▶ **SHORT PROBLEM**: Go through the material and pull out every line with the string "Åboland" in it.

▶ **SUPPLIED RECORDS**:

+++

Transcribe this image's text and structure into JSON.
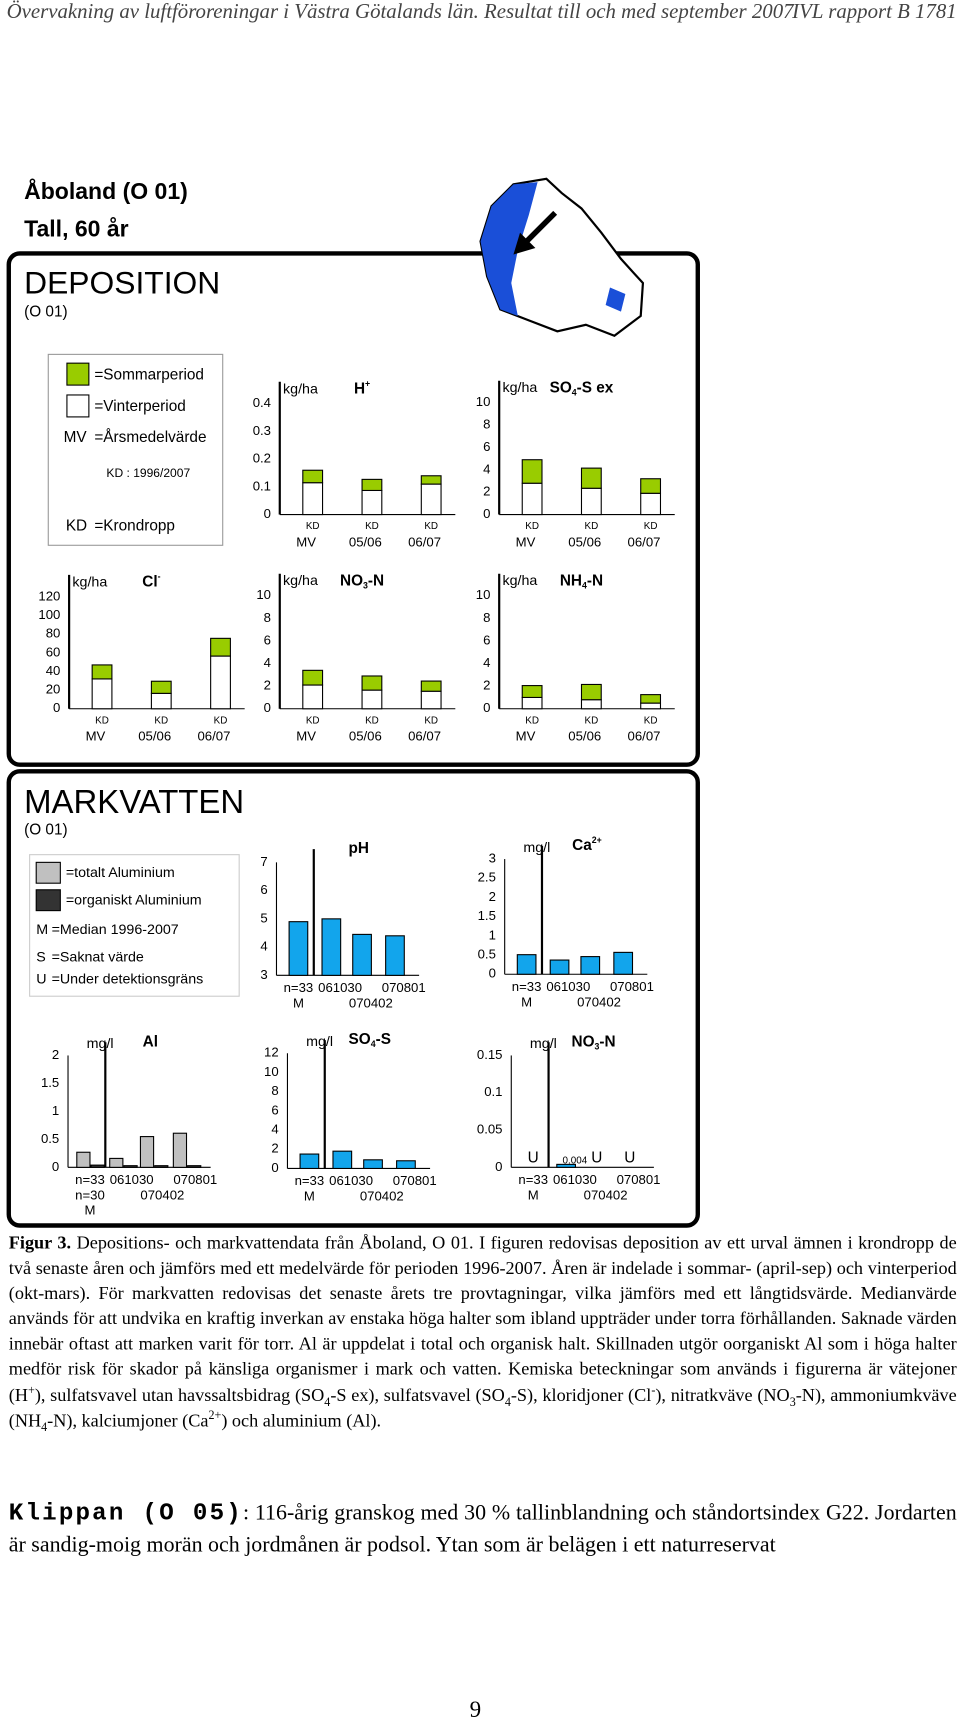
{
  "header": {
    "left": "Övervakning av luftföroreningar i Västra Götalands län. Resultat till och med september 2007",
    "right": "IVL rapport B 1781"
  },
  "site": {
    "title": "Åboland (O 01)",
    "subtitle": "Tall, 60 år"
  },
  "deposition": {
    "heading": "DEPOSITION",
    "code": "(O 01)",
    "legend": {
      "items": [
        {
          "label": "=Sommarperiod",
          "color": "#99cc00"
        },
        {
          "label": "=Vinterperiod",
          "color": "#ffffff"
        }
      ],
      "mv_key": "MV",
      "mv_text": "=Årsmedelvärde",
      "kd_period": "KD : 1996/2007",
      "kd_key": "KD",
      "kd_text": "=Krondropp"
    },
    "charts": [
      {
        "type": "bar",
        "stacked": true,
        "title": [
          "H",
          {
            "sup": "+"
          }
        ],
        "unit": "kg/ha",
        "categories": [
          "MV",
          "05/06",
          "06/07"
        ],
        "bar_labels": [
          "KD",
          "KD",
          "KD"
        ],
        "ylim": [
          0,
          0.4
        ],
        "yticks": [
          0,
          0.1,
          0.2,
          0.3,
          0.4
        ],
        "series": [
          {
            "color": "#ffffff",
            "values": [
              0.115,
              0.087,
              0.11
            ]
          },
          {
            "color": "#99cc00",
            "values": [
              0.045,
              0.04,
              0.03
            ]
          }
        ]
      },
      {
        "type": "bar",
        "stacked": true,
        "title": [
          "SO",
          {
            "sub": "4"
          },
          "-S ex"
        ],
        "unit": "kg/ha",
        "categories": [
          "MV",
          "05/06",
          "06/07"
        ],
        "bar_labels": [
          "KD",
          "KD",
          "KD"
        ],
        "ylim": [
          0,
          10
        ],
        "yticks": [
          0,
          2,
          4,
          6,
          8,
          10
        ],
        "series": [
          {
            "color": "#ffffff",
            "values": [
              2.8,
              2.35,
              1.9
            ]
          },
          {
            "color": "#99cc00",
            "values": [
              2.1,
              1.8,
              1.3
            ]
          }
        ]
      },
      {
        "type": "bar",
        "stacked": true,
        "title": [
          "Cl",
          {
            "sup": "-"
          }
        ],
        "unit": "kg/ha",
        "categories": [
          "MV",
          "05/06",
          "06/07"
        ],
        "bar_labels": [
          "KD",
          "KD",
          "KD"
        ],
        "ylim": [
          0,
          120
        ],
        "yticks": [
          0,
          20,
          40,
          60,
          80,
          100,
          120
        ],
        "series": [
          {
            "color": "#ffffff",
            "values": [
              32,
              16.5,
              56.5
            ]
          },
          {
            "color": "#99cc00",
            "values": [
              15,
              13,
              19
            ]
          }
        ]
      },
      {
        "type": "bar",
        "stacked": true,
        "title": [
          "NO",
          {
            "sub": "3"
          },
          "-N"
        ],
        "unit": "kg/ha",
        "categories": [
          "MV",
          "05/06",
          "06/07"
        ],
        "bar_labels": [
          "KD",
          "KD",
          "KD"
        ],
        "ylim": [
          0,
          10
        ],
        "yticks": [
          0,
          2,
          4,
          6,
          8,
          10
        ],
        "series": [
          {
            "color": "#ffffff",
            "values": [
              2.1,
              1.65,
              1.55
            ]
          },
          {
            "color": "#99cc00",
            "values": [
              1.3,
              1.25,
              0.9
            ]
          }
        ]
      },
      {
        "type": "bar",
        "stacked": true,
        "title": [
          "NH",
          {
            "sub": "4"
          },
          "-N"
        ],
        "unit": "kg/ha",
        "categories": [
          "MV",
          "05/06",
          "06/07"
        ],
        "bar_labels": [
          "KD",
          "KD",
          "KD"
        ],
        "ylim": [
          0,
          10
        ],
        "yticks": [
          0,
          2,
          4,
          6,
          8,
          10
        ],
        "series": [
          {
            "color": "#ffffff",
            "values": [
              1.0,
              0.8,
              0.5
            ]
          },
          {
            "color": "#99cc00",
            "values": [
              1.05,
              1.35,
              0.75
            ]
          }
        ]
      }
    ]
  },
  "soil_water": {
    "heading": "MARKVATTEN",
    "code": "(O 01)",
    "legend": {
      "items": [
        {
          "label": "=totalt Aluminium",
          "color": "#c0c0c0"
        },
        {
          "label": "=organiskt Aluminium",
          "color": "#333333"
        }
      ],
      "keys": [
        {
          "key": "M",
          "text": "=Median 1996-2007"
        },
        {
          "key": "S",
          "text": "=Saknat värde"
        },
        {
          "key": "U",
          "text": "=Under detektionsgräns"
        }
      ]
    },
    "charts": [
      {
        "type": "bar",
        "title": "pH",
        "categories": [
          "n=33",
          "061030",
          "070402",
          "070801"
        ],
        "extra_labels": [
          "M"
        ],
        "ylim": [
          3,
          7
        ],
        "yticks": [
          3,
          4,
          5,
          6,
          7
        ],
        "series": [
          {
            "color": "#12a5ec",
            "values": [
              4.9,
              5.0,
              4.45,
              4.4
            ]
          }
        ]
      },
      {
        "type": "bar",
        "title": [
          "Ca",
          {
            "sup": "2+"
          }
        ],
        "unit": "mg/l",
        "categories": [
          "n=33",
          "061030",
          "070402",
          "070801"
        ],
        "extra_labels": [
          "M"
        ],
        "ylim": [
          0,
          3
        ],
        "yticks": [
          0,
          0.5,
          1,
          1.5,
          2,
          2.5,
          3
        ],
        "series": [
          {
            "color": "#12a5ec",
            "values": [
              0.51,
              0.37,
              0.46,
              0.57
            ]
          }
        ]
      },
      {
        "type": "bar",
        "title": "Al",
        "unit": "mg/l",
        "categories": [
          "n=33",
          "061030",
          "070402",
          "070801"
        ],
        "extra_labels": [
          "n=30",
          "M"
        ],
        "ylim": [
          0,
          2
        ],
        "yticks": [
          0,
          0.5,
          1,
          1.5,
          2
        ],
        "series": [
          {
            "color": "#c0c0c0",
            "values": [
              0.27,
              0.16,
              0.55,
              0.61
            ]
          },
          {
            "color": "#333333",
            "values": [
              0.04,
              0.03,
              0.03,
              0.03
            ]
          }
        ]
      },
      {
        "type": "bar",
        "title": [
          "SO",
          {
            "sub": "4"
          },
          "-S"
        ],
        "unit": "mg/l",
        "categories": [
          "n=33",
          "061030",
          "070402",
          "070801"
        ],
        "extra_labels": [
          "M"
        ],
        "ylim": [
          0,
          12
        ],
        "yticks": [
          0,
          2,
          4,
          6,
          8,
          10,
          12
        ],
        "series": [
          {
            "color": "#12a5ec",
            "values": [
              1.5,
              1.8,
              0.9,
              0.8
            ]
          }
        ]
      },
      {
        "type": "bar",
        "title": [
          "NO",
          {
            "sub": "3"
          },
          "-N"
        ],
        "unit": "mg/l",
        "categories": [
          "n=33",
          "061030",
          "070402",
          "070801"
        ],
        "extra_labels": [
          "M"
        ],
        "ylim": [
          0,
          0.15
        ],
        "yticks": [
          0,
          0.05,
          0.1,
          0.15
        ],
        "series": [
          {
            "color": "#12a5ec",
            "values": [
              null,
              0.004,
              null,
              null
            ],
            "value_labels": [
              "U",
              "0.004",
              "U",
              "U"
            ]
          }
        ]
      }
    ]
  },
  "caption": {
    "label": "Figur 3.",
    "runs": [
      " Depositions- och markvattendata från Åboland, O 01. I figuren redovisas deposition av ett urval ämnen i krondropp de två senaste åren och jämförs med ett medelvärde för perioden 1996-2007. Åren är indelade i sommar- (april-sep) och vinterperiod (okt-mars). För markvatten redovisas det senaste årets tre provtagningar, vilka jämförs med ett långtidsvärde. Medianvärde används för att undvika en kraftig inverkan av enstaka höga halter som ibland uppträder under torra förhållanden. Saknade värden innebär oftast att marken varit för torr. Al är uppdelat i total och organisk halt. Skillnaden utgör oorganiskt Al som i höga halter medför risk för skador på känsliga organismer i mark och vatten. Kemiska beteckningar som används i figurerna är vätejoner (H",
      {
        "sup": "+"
      },
      "), sulfatsvavel utan havssaltsbidrag (SO",
      {
        "sub": "4"
      },
      "-S ex), sulfatsvavel (SO",
      {
        "sub": "4"
      },
      "-S), kloridjoner (Cl",
      {
        "sup": "-"
      },
      "), nitratkväve (NO",
      {
        "sub": "3"
      },
      "-N), ammoniumkväve (NH",
      {
        "sub": "4"
      },
      "-N), kalciumjoner (Ca",
      {
        "sup": "2+"
      },
      ") och aluminium (Al)."
    ]
  },
  "next_site": {
    "name": "Klippan (O 05)",
    "text": ": 116-årig granskog med 30 % tallinblandning och ståndortsindex G22. Jordarten är sandig-moig morän och jordmånen är podsol. Ytan som är belägen i ett naturreservat"
  },
  "page_number": "9"
}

+++

▶ **RESPONSE TO THE EXERCISE**:
    "title": "Åboland (O 01)",
      " Depositions- och markvattendata från Åboland, O 01. I figuren redovisas deposition av ett urval ämnen i krondropp de två senaste åren och jämförs med ett medelvärde för perioden 1996-2007. Åren är indelade i sommar- (april-sep) och vinterperiod (okt-mars). För markvatten redovisas det senaste årets tre provtagningar, vilka jämförs med ett långtidsvärde. Medianvärde används för att undvika en kraftig inverkan av enstaka höga halter som ibland uppträder under torra förhållanden. Saknade värden innebär oftast att marken varit för torr. Al är uppdelat i total och organisk halt. Skillnaden utgör oorganiskt Al som i höga halter medför risk för skador på känsliga organismer i mark och vatten. Kemiska beteckningar som används i figurerna är vätejoner (H",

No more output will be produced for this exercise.